Problem requirements »
Show every line below where "Sçavants" can be found.

Data for processing »
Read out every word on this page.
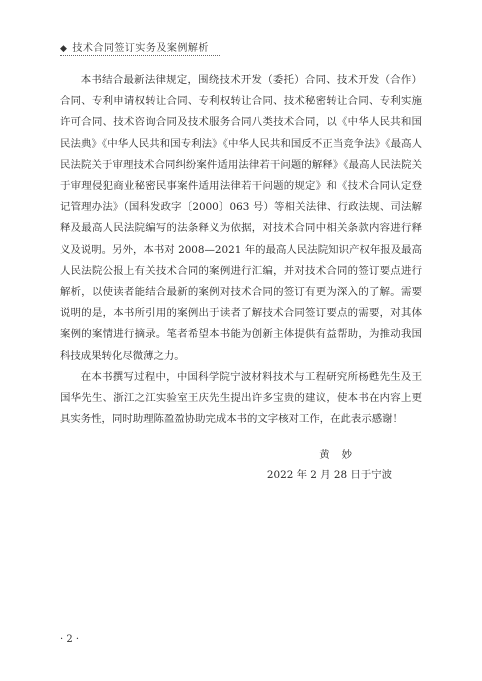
◆ 技术合同签订实务及案例解析

本书结合最新法律规定，围绕技术开发（委托）合同、技术开发（合作）合同、专利申请权转让合同、专利权转让合同、技术秘密转让合同、专利实施许可合同、技术咨询合同及技术服务合同八类技术合同，以《中华人民共和国民法典》《中华人民共和国专利法》《中华人民共和国反不正当竞争法》《最高人民法院关于审理技术合同纠纷案件适用法律若干问题的解释》《最高人民法院关于审理侵犯商业秘密民事案件适用法律若干问题的规定》和《技术合同认定登记管理办法》（国科发政字〔2000〕063 号）等相关法律、行政法规、司法解释及最高人民法院编写的法条释义为依据，对技术合同中相关条款内容进行释义及说明。另外，本书对 2008—2021 年的最高人民法院知识产权年报及最高人民法院公报上有关技术合同的案例进行汇编，并对技术合同的签订要点进行解析，以使读者能结合最新的案例对技术合同的签订有更为深入的了解。需要说明的是，本书所引用的案例出于读者了解技术合同签订要点的需要，对其体案例的案情进行摘录。笔者希望本书能为创新主体提供有益帮助，为推动我国科技成果转化尽微薄之力。

在本书撰写过程中，中国科学院宁波材料技术与工程研究所杨甦先生及王国华先生、浙江之江实验室王庆先生提出许多宝贵的建议，使本书在内容上更具实务性，同时助理陈盈盈协助完成本书的文字核对工作，在此表示感谢！

黄妙
2022 年 2 月 28 日于宁波
· 2 ·
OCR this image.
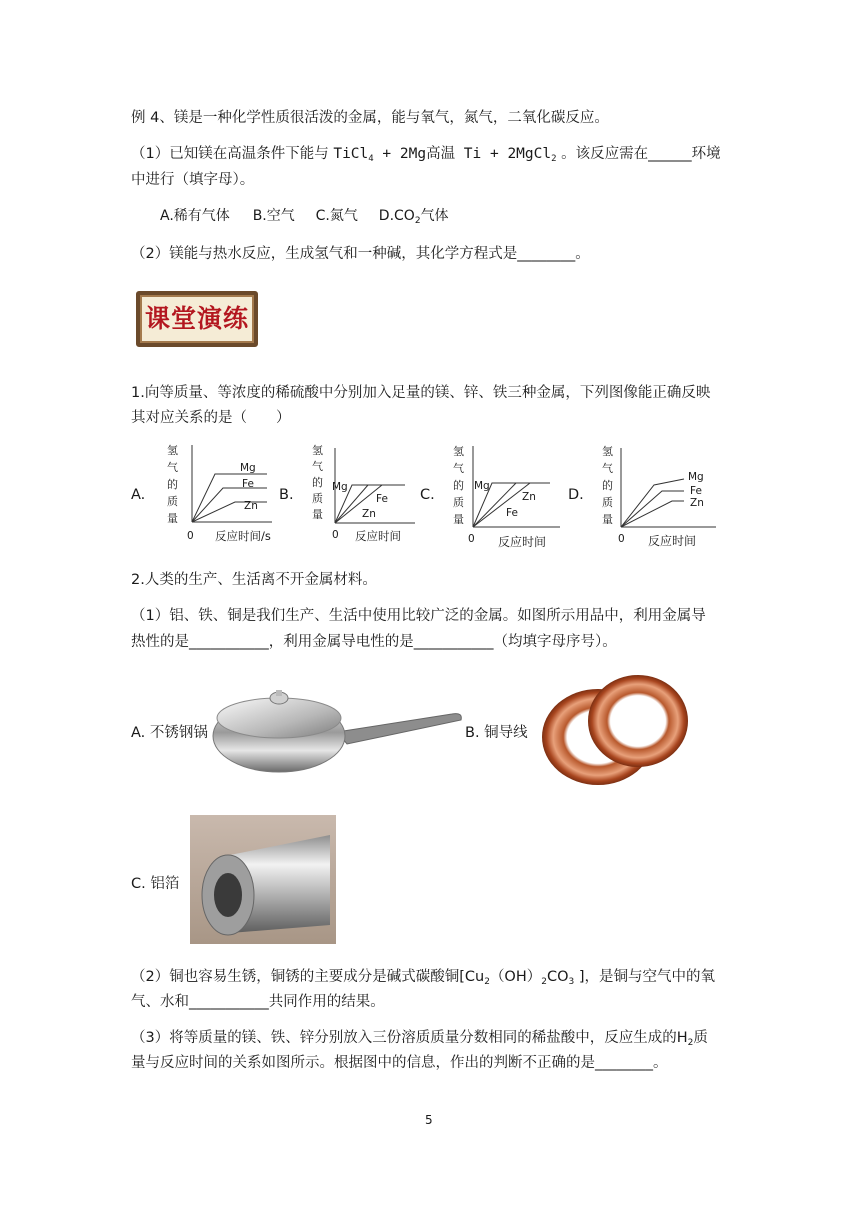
例 4、镁是一种化学性质很活泼的金属，能与氧气，氮气，二氧化碳反应。
（1）已知镁在高温条件下能与 TiCl$_4$ + 2Mg高温 Ti + 2MgCl$_2$ 。该反应需在______环境
中进行（填字母）。
A.稀有气体 B.空气 C.氮气 $D.CO_2$气体
（2）镁能与热水反应，生成氢气和一种碱，其化学方程式是________。
课堂演练
1.向等质量、等浓度的稀硫酸中分别加入足量的镁、锌、铁三种金属，下列图像能正确反映
其对应关系的是（　　）
A.
氢
气
的
质
量
Mg
Fe
Zn
0 反应时间/s
B.
氢
气
的
质
量
Mg
Fe
Zn
0 反应时间
C.
氢
气
的
质
量
Mg
Zn
Fe
0 反应时间
D.
氢
气
的
质
量
Mg
Fe
Zn
0 反应时间
2.人类的生产、生活离不开金属材料。
（1）铝、铁、铜是我们生产、生活中使用比较广泛的金属。如图所示用品中，利用金属导
热性的是___________，利用金属导电性的是___________（均填字母序号）。
A. 不锈钢锅	B. 铜导线
C. 铝箔
（2）铜也容易生锈，铜锈的主要成分是碱式碳酸铜[$Cu_2(OH)_2CO_3$ ]，是铜与空气中的氧
气、水和___________共同作用的结果。
（3）将等质量的镁、铁、锌分别放入三份溶质质量分数相同的稀盐酸中，反应生成的$H_2$质
量与反应时间的关系如图所示。根据图中的信息，作出的判断不正确的是________。
5
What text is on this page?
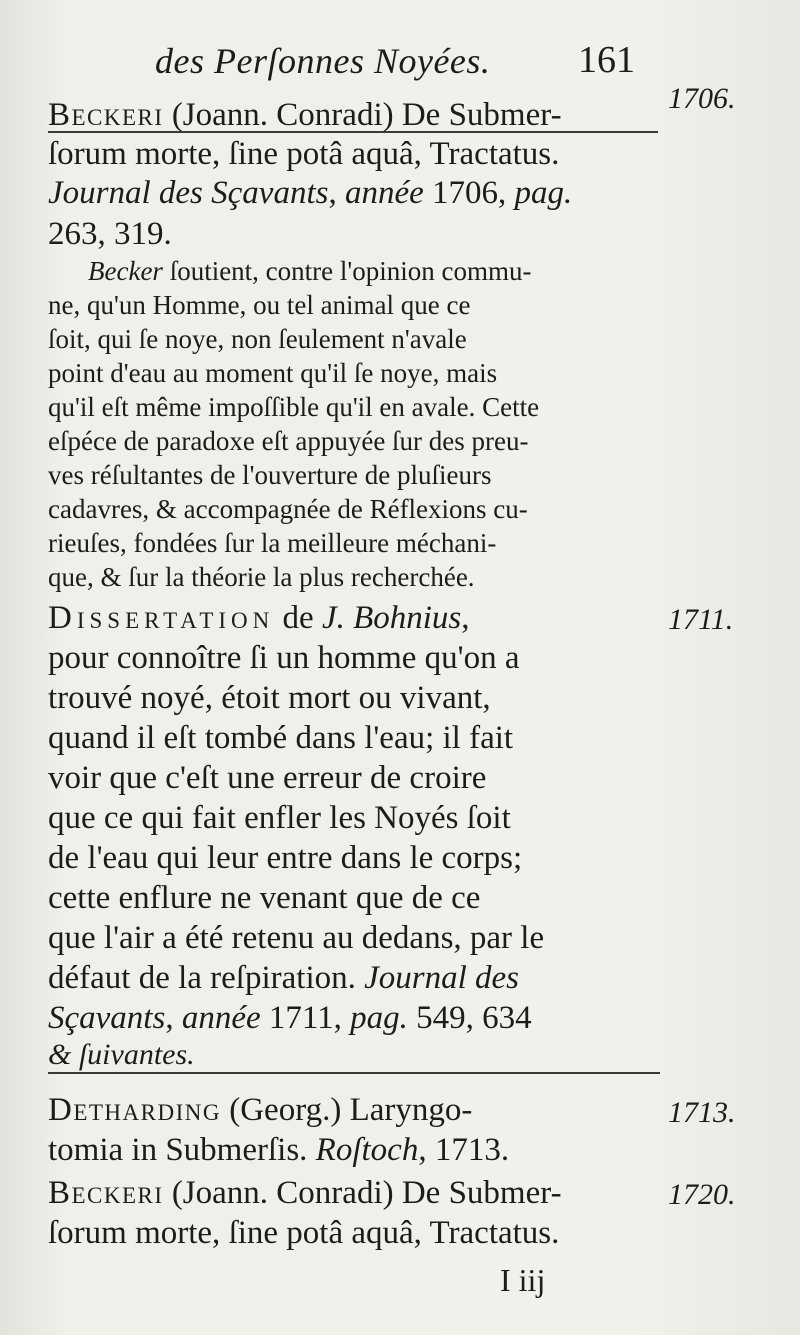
des Perſonnes Noyées. 161
1706.
Beckeri (Joann. Conradi) De Submer-
ſorum morte, ſine potâ aquâ, Tractatus.
Journal des Sçavants, année 1706, pag.
263, 319.
Becker ſoutient, contre l'opinion commu-
ne, qu'un Homme, ou tel animal que ce
ſoit, qui ſe noye, non ſeulement n'avale
point d'eau au moment qu'il ſe noye, mais
qu'il eſt même impoſſible qu'il en avale. Cette
eſpéce de paradoxe eſt appuyée ſur des preu-
ves réſultantes de l'ouverture de pluſieurs
cadavres, & accompagnée de Réflexions cu-
rieuſes, fondées ſur la meilleure méchani-
que, & ſur la théorie la plus recherchée.
1711.
Dissertation de J. Bohnius,
pour connoître ſi un homme qu'on a
trouvé noyé, étoit mort ou vivant,
quand il eſt tombé dans l'eau; il fait
voir que c'eſt une erreur de croire
que ce qui fait enfler les Noyés ſoit
de l'eau qui leur entre dans le corps;
cette enflure ne venant que de ce
que l'air a été retenu au dedans, par le
défaut de la reſpiration. Journal des
Sçavants, année 1711, pag. 549, 634
& ſuivantes.
1713.
Detharding (Georg.) Laryngo-
tomia in Submerſis. Roſtoch, 1713.
1720.
Beckeri (Joann. Conradi) De Submer-
ſorum morte, ſine potâ aquâ, Tractatus.
I iij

Response »
Journal des Sçavants, année 1706, pag.
Sçavants, année 1711, pag. 549, 634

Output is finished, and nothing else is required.